RECORDED DATA:
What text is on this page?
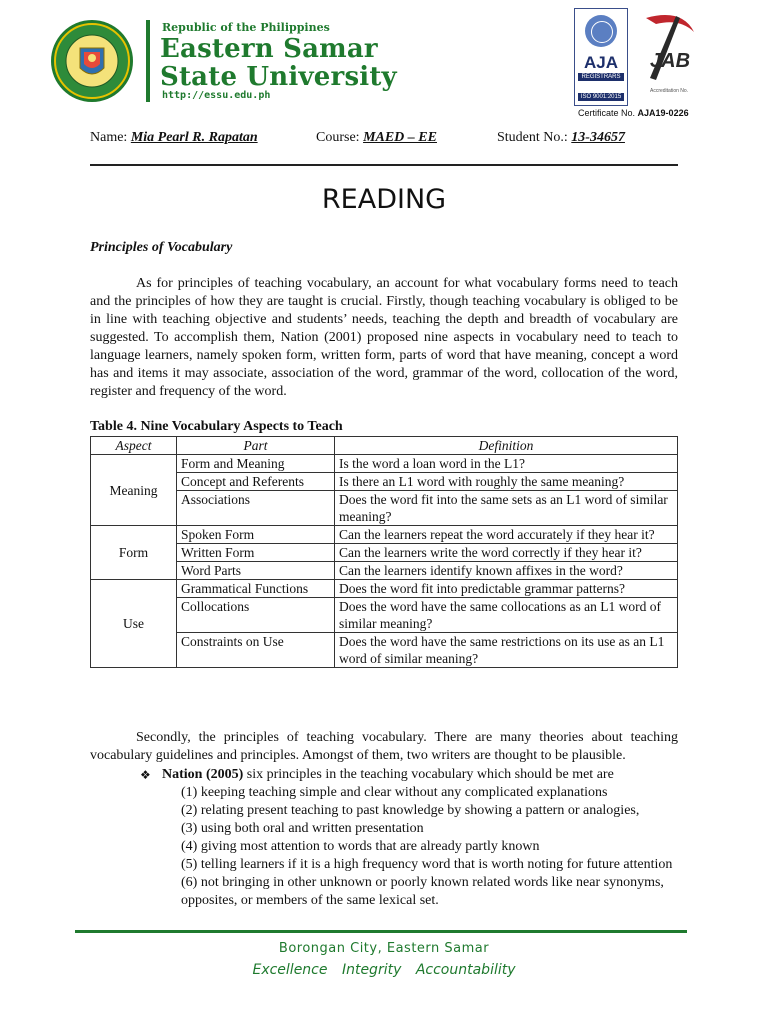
Republic of the Philippines
Eastern Samar
State University
http://essu.edu.ph
AJA
REGISTRARS
ISO 9001:2015
JAB
Accreditation No.
Certificate No. AJA19-0226
Name: Mia Pearl R. Rapatan	Course: MAED – EE	Student No.: 13-34657
READING
Principles of Vocabulary
As for principles of teaching vocabulary, an account for what vocabulary forms need to teach and the principles of how they are taught is crucial. Firstly, though teaching vocabulary is obliged to be in line with teaching objective and students’ needs, teaching the depth and breadth of vocabulary are suggested. To accomplish them, Nation (2001) proposed nine aspects in vocabulary need to teach to language learners, namely spoken form, written form, parts of word that have meaning, concept a word has and items it may associate, association of the word, grammar of the word, collocation of the word, register and frequency of the word.
Table 4. Nine Vocabulary Aspects to Teach
Aspect	Part	Definition
Meaning	Form and Meaning	Is the word a loan word in the L1?
	Concept and Referents	Is there an L1 word with roughly the same meaning?
	Associations	Does the word fit into the same sets as an L1 word of similar meaning?
Form	Spoken Form	Can the learners repeat the word accurately if they hear it?
	Written Form	Can the learners write the word correctly if they hear it?
	Word Parts	Can the learners identify known affixes in the word?
Use	Grammatical Functions	Does the word fit into predictable grammar patterns?
	Collocations	Does the word have the same collocations as an L1 word of similar meaning?
	Constraints on Use	Does the word have the same restrictions on its use as an L1 word of similar meaning?
Secondly, the principles of teaching vocabulary. There are many theories about teaching vocabulary guidelines and principles. Amongst of them, two writers are thought to be plausible.
❖ Nation (2005) six principles in the teaching vocabulary which should be met are
(1) keeping teaching simple and clear without any complicated explanations
(2) relating present teaching to past knowledge by showing a pattern or analogies,
(3) using both oral and written presentation
(4) giving most attention to words that are already partly known
(5) telling learners if it is a high frequency word that is worth noting for future attention
(6) not bringing in other unknown or poorly known related words like near synonyms, opposites, or members of the same lexical set.
Borongan City, Eastern Samar
Excellence Integrity Accountability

WHAT YOU HAVE TO DO:
Leave out the pictures and restate everything else word for word.

OUTPUT FOR THIS TASK:
What text is on this page?
Republic of the Philippines
Eastern Samar
State University
http://essu.edu.ph
AJA
REGISTRARS
ISO 9001:2015
JAB
Accreditation No.
Certificate No. AJA19-0226
Name: Mia Pearl R. Rapatan	Course: MAED – EE	Student No.: 13-34657
READING
Principles of Vocabulary
As for principles of teaching vocabulary, an account for what vocabulary forms need to teach and the principles of how they are taught is crucial. Firstly, though teaching vocabulary is obliged to be in line with teaching objective and students’ needs, teaching the depth and breadth of vocabulary are suggested. To accomplish them, Nation (2001) proposed nine aspects in vocabulary need to teach to language learners, namely spoken form, written form, parts of word that have meaning, concept a word has and items it may associate, association of the word, grammar of the word, collocation of the word, register and frequency of the word.
Table 4. Nine Vocabulary Aspects to Teach
Aspect	Part	Definition
Meaning	Form and Meaning	Is the word a loan word in the L1?
	Concept and Referents	Is there an L1 word with roughly the same meaning?
	Associations	Does the word fit into the same sets as an L1 word of similar meaning?
Form	Spoken Form	Can the learners repeat the word accurately if they hear it?
	Written Form	Can the learners write the word correctly if they hear it?
	Word Parts	Can the learners identify known affixes in the word?
Use	Grammatical Functions	Does the word fit into predictable grammar patterns?
	Collocations	Does the word have the same collocations as an L1 word of similar meaning?
	Constraints on Use	Does the word have the same restrictions on its use as an L1 word of similar meaning?
Secondly, the principles of teaching vocabulary. There are many theories about teaching vocabulary guidelines and principles. Amongst of them, two writers are thought to be plausible.
❖ Nation (2005) six principles in the teaching vocabulary which should be met are
(1) keeping teaching simple and clear without any complicated explanations
(2) relating present teaching to past knowledge by showing a pattern or analogies,
(3) using both oral and written presentation
(4) giving most attention to words that are already partly known
(5) telling learners if it is a high frequency word that is worth noting for future attention
(6) not bringing in other unknown or poorly known related words like near synonyms, opposites, or members of the same lexical set.
Borongan City, Eastern Samar
Excellence Integrity Accountability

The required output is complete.